Data excerpts:
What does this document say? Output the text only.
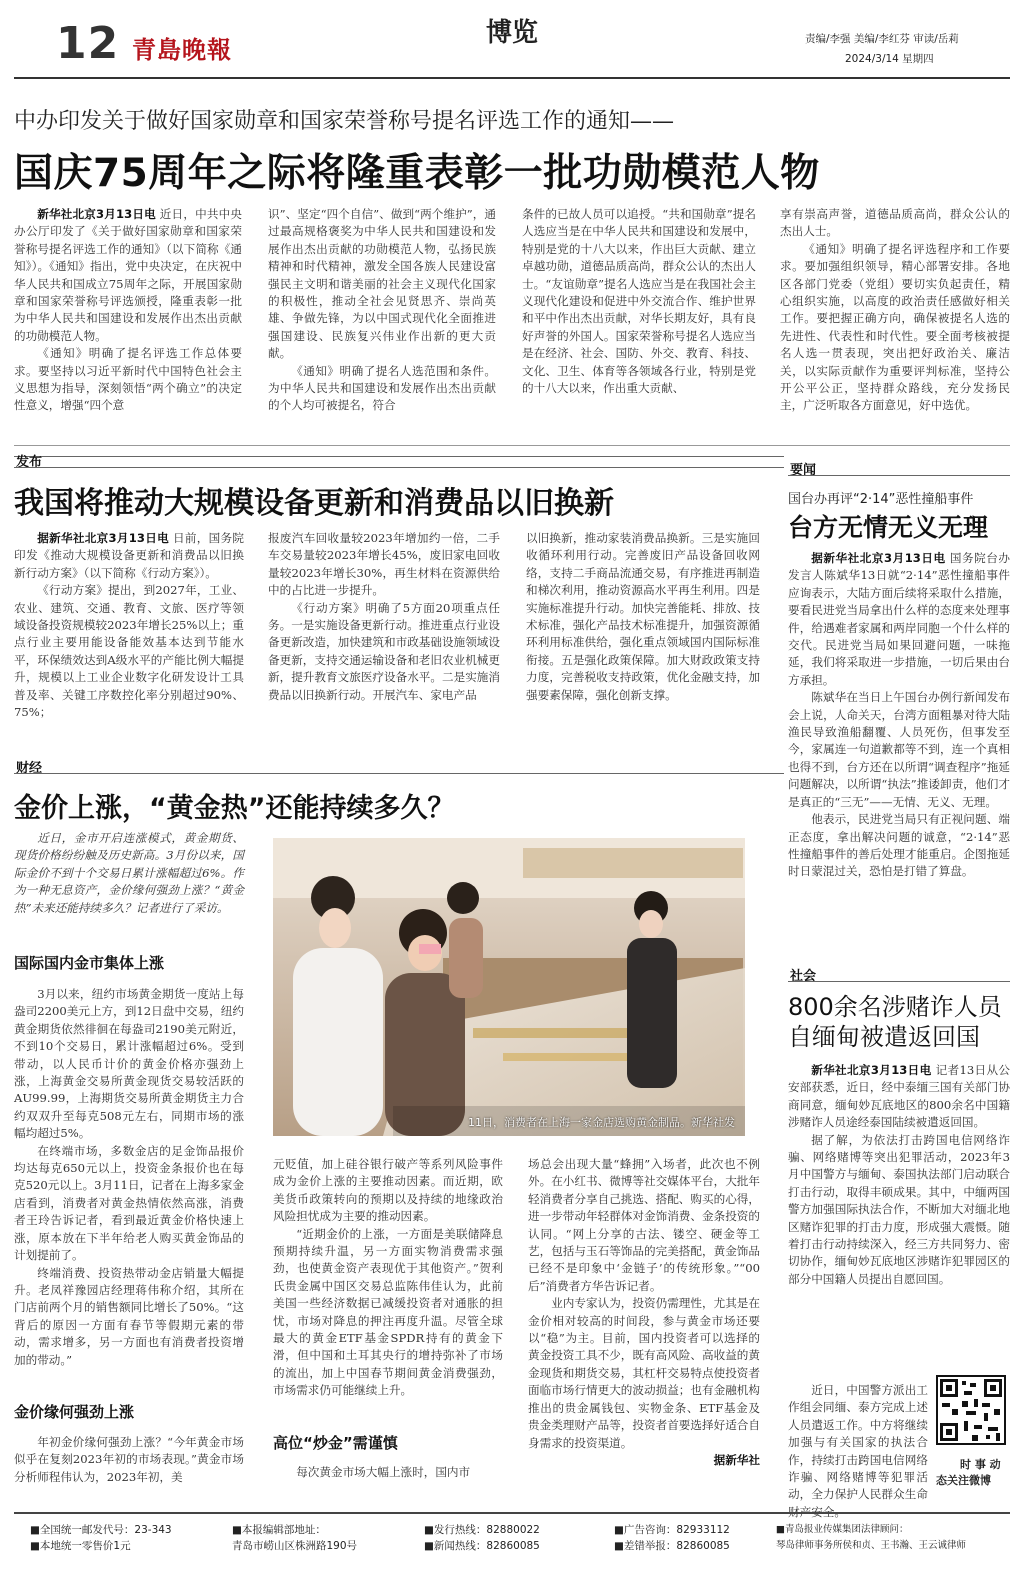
12 青島晚報
博览	责编/李强 美编/李红芬 审读/岳莉
2024/3/14 星期四
中办印发关于做好国家勋章和国家荣誉称号提名评选工作的通知——
国庆75周年之际将隆重表彰一批功勋模范人物

新华社北京3月13日电 近日，中共中央办公厅印发了《关于做好国家勋章和国家荣誉称号提名评选工作的通知》（以下简称《通知》）。《通知》指出，党中央决定，在庆祝中华人民共和国成立75周年之际，开展国家勋章和国家荣誉称号评选颁授，隆重表彰一批为中华人民共和国建设和发展作出杰出贡献的功勋模范人物。

《通知》明确了提名评选工作总体要求。要坚持以习近平新时代中国特色社会主义思想为指导，深刻领悟“两个确立”的决定性意义，增强“四个意

识”、坚定“四个自信”、做到“两个维护”，通过最高规格褒奖为中华人民共和国建设和发展作出杰出贡献的功勋模范人物，弘扬民族精神和时代精神，激发全国各族人民建设富强民主文明和谐美丽的社会主义现代化国家的积极性，推动全社会见贤思齐、崇尚英雄、争做先锋，为以中国式现代化全面推进强国建设、民族复兴伟业作出新的更大贡献。

《通知》明确了提名人选范围和条件。为中华人民共和国建设和发展作出杰出贡献的个人均可被提名，符合

条件的已故人员可以追授。“共和国勋章”提名人选应当是在中华人民共和国建设和发展中，特别是党的十八大以来，作出巨大贡献、建立卓越功勋，道德品质高尚，群众公认的杰出人士。“友谊勋章”提名人选应当是在我国社会主义现代化建设和促进中外交流合作、维护世界和平中作出杰出贡献，对华长期友好，具有良好声誉的外国人。国家荣誉称号提名人选应当是在经济、社会、国防、外交、教育、科技、文化、卫生、体育等各领域各行业，特别是党的十八大以来，作出重大贡献、

享有崇高声誉，道德品质高尚，群众公认的杰出人士。

《通知》明确了提名评选程序和工作要求。要加强组织领导，精心部署安排。各地区各部门党委（党组）要切实负起责任，精心组织实施，以高度的政治责任感做好相关工作。要把握正确方向，确保被提名人选的先进性、代表性和时代性。要全面考核被提名人选一贯表现，突出把好政治关、廉洁关，以实际贡献作为重要评判标准，坚持公开公平公正，坚持群众路线，充分发扬民主，广泛听取各方面意见，好中选优。

发布
我国将推动大规模设备更新和消费品以旧换新

据新华社北京3月13日电 日前，国务院印发《推动大规模设备更新和消费品以旧换新行动方案》（以下简称《行动方案》）。

《行动方案》提出，到2027年，工业、农业、建筑、交通、教育、文旅、医疗等领域设备投资规模较2023年增长25%以上；重点行业主要用能设备能效基本达到节能水平，环保绩效达到A级水平的产能比例大幅提升，规模以上工业企业数字化研发设计工具普及率、关键工序数控化率分别超过90%、75%；

报废汽车回收量较2023年增加约一倍，二手车交易量较2023年增长45%，废旧家电回收量较2023年增长30%，再生材料在资源供给中的占比进一步提升。

《行动方案》明确了5方面20项重点任务。一是实施设备更新行动。推进重点行业设备更新改造，加快建筑和市政基础设施领域设备更新，支持交通运输设备和老旧农业机械更新，提升教育文旅医疗设备水平。二是实施消费品以旧换新行动。开展汽车、家电产品

以旧换新，推动家装消费品换新。三是实施回收循环利用行动。完善废旧产品设备回收网络，支持二手商品流通交易，有序推进再制造和梯次利用，推动资源高水平再生利用。四是实施标准提升行动。加快完善能耗、排放、技术标准，强化产品技术标准提升，加强资源循环利用标准供给，强化重点领域国内国际标准衔接。五是强化政策保障。加大财政政策支持力度，完善税收支持政策，优化金融支持，加强要素保障，强化创新支撑。

要闻
国台办再评“2·14”恶性撞船事件
台方无情无义无理

据新华社北京3月13日电 国务院台办发言人陈斌华13日就“2·14”恶性撞船事件应询表示，大陆方面后续将采取什么措施，要看民进党当局拿出什么样的态度来处理事件，给遇难者家属和两岸同胞一个什么样的交代。民进党当局如果回避问题，一味拖延，我们将采取进一步措施，一切后果由台方承担。

陈斌华在当日上午国台办例行新闻发布会上说，人命关天，台湾方面粗暴对待大陆渔民导致渔船翻覆、人员死伤，但事发至今，家属连一句道歉都等不到，连一个真相也得不到，台方还在以所谓“调查程序”拖延问题解决，以所谓“执法”推诿卸责，他们才是真正的“三无”——无情、无义、无理。

他表示，民进党当局只有正视问题、端正态度，拿出解决问题的诚意，“2·14”恶性撞船事件的善后处理才能重启。企图拖延时日蒙混过关，恐怕是打错了算盘。

社会
800余名涉赌诈人员
自缅甸被遣返回国

新华社北京3月13日电 记者13日从公安部获悉，近日，经中泰缅三国有关部门协商同意，缅甸妙瓦底地区的800余名中国籍涉赌诈人员途经泰国陆续被遣返回国。

据了解，为依法打击跨国电信网络诈骗、网络赌博等突出犯罪活动，2023年3月中国警方与缅甸、泰国执法部门启动联合打击行动，取得丰硕成果。其中，中缅两国警方加强国际执法合作，不断加大对缅北地区赌诈犯罪的打击力度，形成强大震慑。随着打击行动持续深入，经三方共同努力、密切协作，缅甸妙瓦底地区涉赌诈犯罪园区的部分中国籍人员提出自愿回国。

近日，中国警方派出工作组会同缅、泰方完成上述人员遣返工作。中方将继续加强与有关国家的执法合作，持续打击跨国电信网络诈骗、网络赌博等犯罪活动，全力保护人民群众生命财产安全。

时 事 动
态关注微博
财经
金价上涨，“黄金热”还能持续多久？
近日，金市开启连涨模式，黄金期货、现货价格纷纷触及历史新高。3月份以来，国际金价不到十个交易日累计涨幅超过6%。作为一种无息资产，金价缘何强劲上涨？“黄金热”未来还能持续多久？记者进行了采访。
国际国内金市集体上涨

3月以来，纽约市场黄金期货一度站上每盎司2200美元上方，到12日盘中交易，纽约黄金期货依然徘徊在每盎司2190美元附近，不到10个交易日，累计涨幅超过6%。受到带动，以人民币计价的黄金价格亦强劲上涨，上海黄金交易所黄金现货交易较活跃的AU99.99，上海期货交易所黄金期货主力合约双双升至每克508元左右，同期市场的涨幅均超过5%。

在终端市场，多数金店的足金饰品报价均达每克650元以上，投资金条报价也在每克520元以上。3月11日，记者在上海多家金店看到，消费者对黄金热情依然高涨，消费者王玲告诉记者，看到最近黄金价格快速上涨，原本放在下半年给老人购买黄金饰品的计划提前了。

终端消费、投资热带动金店销量大幅提升。老凤祥豫园店经理蒋伟称介绍，其所在门店前两个月的销售额同比增长了50%。“这背后的原因一方面有春节等假期元素的带动，需求增多，另一方面也有消费者投资增加的带动。”

金价缘何强劲上涨

年初金价缘何强劲上涨？“今年黄金市场似乎在复刻2023年初的市场表现。”黄金市场分析师程伟认为，2023年初，美

11日，消费者在上海一家金店选购黄金制品。新华社发

元贬值，加上硅谷银行破产等系列风险事件成为金价上涨的主要推动因素。而近期，欧美货币政策转向的预期以及持续的地缘政治风险担忧成为主要的推动因素。

“近期金价的上涨，一方面是美联储降息预期持续升温，另一方面实物消费需求强劲，也使黄金资产表现优于其他资产。”贺利氏贵金属中国区交易总监陈伟佳认为，此前美国一些经济数据已减缓投资者对通胀的担忧，市场对降息的押注再度升温。尽管全球最大的黄金ETF基金SPDR持有的黄金下滑，但中国和土耳其央行的增持弥补了市场的流出，加上中国春节期间黄金消费强劲，市场需求仍可能继续上升。

高位“炒金”需谨慎

每次黄金市场大幅上涨时，国内市

场总会出现大量“蜂拥”入场者，此次也不例外。在小红书、微博等社交媒体平台，大批年轻消费者分享自己挑选、搭配、购买的心得，进一步带动年轻群体对金饰消费、金条投资的认同。“网上分享的古法、镂空、硬金等工艺，包括与玉石等饰品的完美搭配，黄金饰品已经不是印象中‘金链子’的传统形象。”“00后”消费者方华告诉记者。

业内专家认为，投资仍需理性，尤其是在金价相对较高的时间段，参与黄金市场还要以“稳”为主。目前，国内投资者可以选择的黄金投资工具不少，既有高风险、高收益的黄金现货和期货交易，其杠杆交易特点使投资者面临市场行情更大的波动损益；也有金融机构推出的贵金属钱包、实物金条、ETF基金及贵金类理财产品等，投资者首要选择好适合自身需求的投资渠道。

据新华社

■全国统一邮发代号：23-343
■本地统一零售价1元
■本报编辑部地址：
青岛市崂山区株洲路190号
■发行热线：82880022
■新闻热线：82860085
■广告咨询：82933112
■差错举报：82860085
■青岛报业传媒集团法律顾问：
琴岛律师事务所侯和贞、王书瀚、王云诚律师
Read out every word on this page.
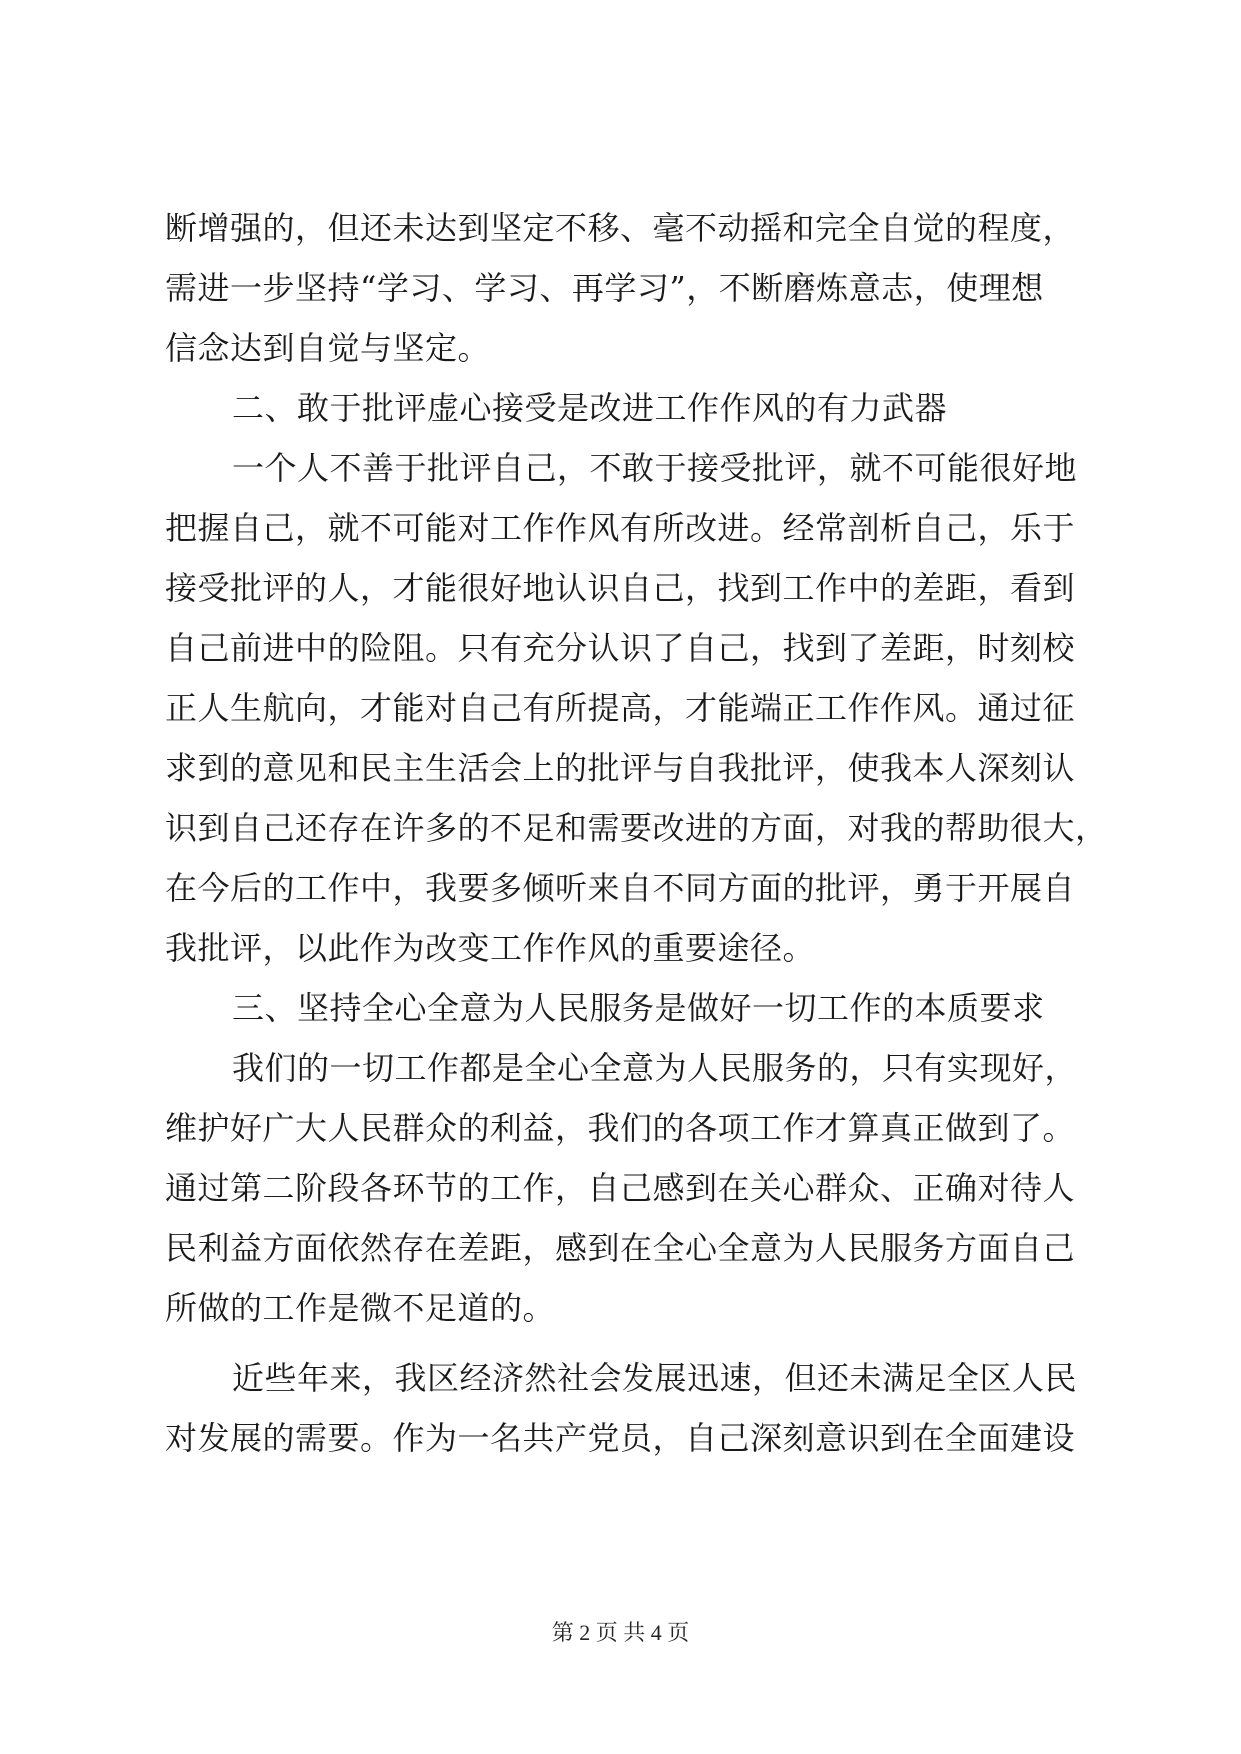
断增强的，但还未达到坚定不移、毫不动摇和完全自觉的程度，
需进一步坚持“学习、学习、再学习”，不断磨炼意志，使理想
信念达到自觉与坚定。
二、敢于批评虚心接受是改进工作作风的有力武器
一个人不善于批评自己，不敢于接受批评，就不可能很好地
把握自己，就不可能对工作作风有所改进。经常剖析自己，乐于
接受批评的人，才能很好地认识自己，找到工作中的差距，看到
自己前进中的险阻。只有充分认识了自己，找到了差距，时刻校
正人生航向，才能对自己有所提高，才能端正工作作风。通过征
求到的意见和民主生活会上的批评与自我批评，使我本人深刻认
识到自己还存在许多的不足和需要改进的方面，对我的帮助很大，
在今后的工作中，我要多倾听来自不同方面的批评，勇于开展自
我批评，以此作为改变工作作风的重要途径。
三、坚持全心全意为人民服务是做好一切工作的本质要求
我们的一切工作都是全心全意为人民服务的，只有实现好，
维护好广大人民群众的利益，我们的各项工作才算真正做到了。
通过第二阶段各环节的工作，自己感到在关心群众、正确对待人
民利益方面依然存在差距，感到在全心全意为人民服务方面自己
所做的工作是微不足道的。
近些年来，我区经济然社会发展迅速，但还未满足全区人民
对发展的需要。作为一名共产党员，自己深刻意识到在全面建设
第 2 页 共 4 页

What is required: Only the lines from the line containing "Read out every word on this page." through the end of the data are to be reproduced, exactly and with both ends included; pictures are omitted.

Full answer:
Read out every word on this page.
断增强的，但还未达到坚定不移、毫不动摇和完全自觉的程度，
需进一步坚持“学习、学习、再学习”，不断磨炼意志，使理想
信念达到自觉与坚定。
二、敢于批评虚心接受是改进工作作风的有力武器
一个人不善于批评自己，不敢于接受批评，就不可能很好地
把握自己，就不可能对工作作风有所改进。经常剖析自己，乐于
接受批评的人，才能很好地认识自己，找到工作中的差距，看到
自己前进中的险阻。只有充分认识了自己，找到了差距，时刻校
正人生航向，才能对自己有所提高，才能端正工作作风。通过征
求到的意见和民主生活会上的批评与自我批评，使我本人深刻认
识到自己还存在许多的不足和需要改进的方面，对我的帮助很大，
在今后的工作中，我要多倾听来自不同方面的批评，勇于开展自
我批评，以此作为改变工作作风的重要途径。
三、坚持全心全意为人民服务是做好一切工作的本质要求
我们的一切工作都是全心全意为人民服务的，只有实现好，
维护好广大人民群众的利益，我们的各项工作才算真正做到了。
通过第二阶段各环节的工作，自己感到在关心群众、正确对待人
民利益方面依然存在差距，感到在全心全意为人民服务方面自己
所做的工作是微不足道的。
近些年来，我区经济然社会发展迅速，但还未满足全区人民
对发展的需要。作为一名共产党员，自己深刻意识到在全面建设
第 2 页 共 4 页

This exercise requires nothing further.